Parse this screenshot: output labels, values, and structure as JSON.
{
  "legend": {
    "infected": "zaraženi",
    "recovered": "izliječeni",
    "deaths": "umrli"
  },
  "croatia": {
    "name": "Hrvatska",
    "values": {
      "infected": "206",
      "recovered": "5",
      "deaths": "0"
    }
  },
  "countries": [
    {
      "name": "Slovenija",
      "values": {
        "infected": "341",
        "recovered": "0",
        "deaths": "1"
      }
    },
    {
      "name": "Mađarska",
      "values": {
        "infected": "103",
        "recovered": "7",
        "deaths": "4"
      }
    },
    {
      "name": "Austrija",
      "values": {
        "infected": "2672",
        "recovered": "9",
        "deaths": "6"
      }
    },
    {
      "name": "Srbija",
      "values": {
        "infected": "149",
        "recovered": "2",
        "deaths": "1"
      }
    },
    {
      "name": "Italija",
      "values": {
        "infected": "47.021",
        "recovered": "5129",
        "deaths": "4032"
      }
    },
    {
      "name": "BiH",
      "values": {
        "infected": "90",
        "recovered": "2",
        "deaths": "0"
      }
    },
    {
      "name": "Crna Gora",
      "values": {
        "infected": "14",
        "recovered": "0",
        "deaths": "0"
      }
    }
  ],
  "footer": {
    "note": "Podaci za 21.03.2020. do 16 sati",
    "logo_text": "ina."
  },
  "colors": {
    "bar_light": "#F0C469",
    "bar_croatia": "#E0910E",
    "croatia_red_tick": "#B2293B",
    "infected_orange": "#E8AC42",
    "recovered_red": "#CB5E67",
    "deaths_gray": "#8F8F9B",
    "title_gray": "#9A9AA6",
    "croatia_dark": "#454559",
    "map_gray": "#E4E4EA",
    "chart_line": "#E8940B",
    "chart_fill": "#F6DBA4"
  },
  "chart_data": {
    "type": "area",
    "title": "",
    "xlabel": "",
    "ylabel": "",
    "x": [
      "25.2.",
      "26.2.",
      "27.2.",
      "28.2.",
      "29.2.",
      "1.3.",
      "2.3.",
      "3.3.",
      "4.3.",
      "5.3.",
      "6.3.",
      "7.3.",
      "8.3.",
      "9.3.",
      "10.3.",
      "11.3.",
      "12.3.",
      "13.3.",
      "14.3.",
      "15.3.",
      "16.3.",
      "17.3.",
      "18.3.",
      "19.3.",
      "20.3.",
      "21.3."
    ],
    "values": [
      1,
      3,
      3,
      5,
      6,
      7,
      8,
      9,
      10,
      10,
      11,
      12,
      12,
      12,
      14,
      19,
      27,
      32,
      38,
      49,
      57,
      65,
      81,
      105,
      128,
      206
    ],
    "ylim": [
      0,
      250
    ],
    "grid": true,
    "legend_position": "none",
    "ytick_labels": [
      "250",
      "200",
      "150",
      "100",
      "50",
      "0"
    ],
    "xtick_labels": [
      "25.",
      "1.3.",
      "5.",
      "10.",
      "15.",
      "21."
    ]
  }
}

· · · ·

:: WHAT YOU WILL DO ::
Copy and report every line where the word "name" is present.

:: THE ANSWER ::
    "name": "Hrvatska",
      "name": "Slovenija",
      "name": "Mađarska",
      "name": "Austrija",
      "name": "Srbija",
      "name": "Italija",
      "name": "BiH",
      "name": "Crna Gora",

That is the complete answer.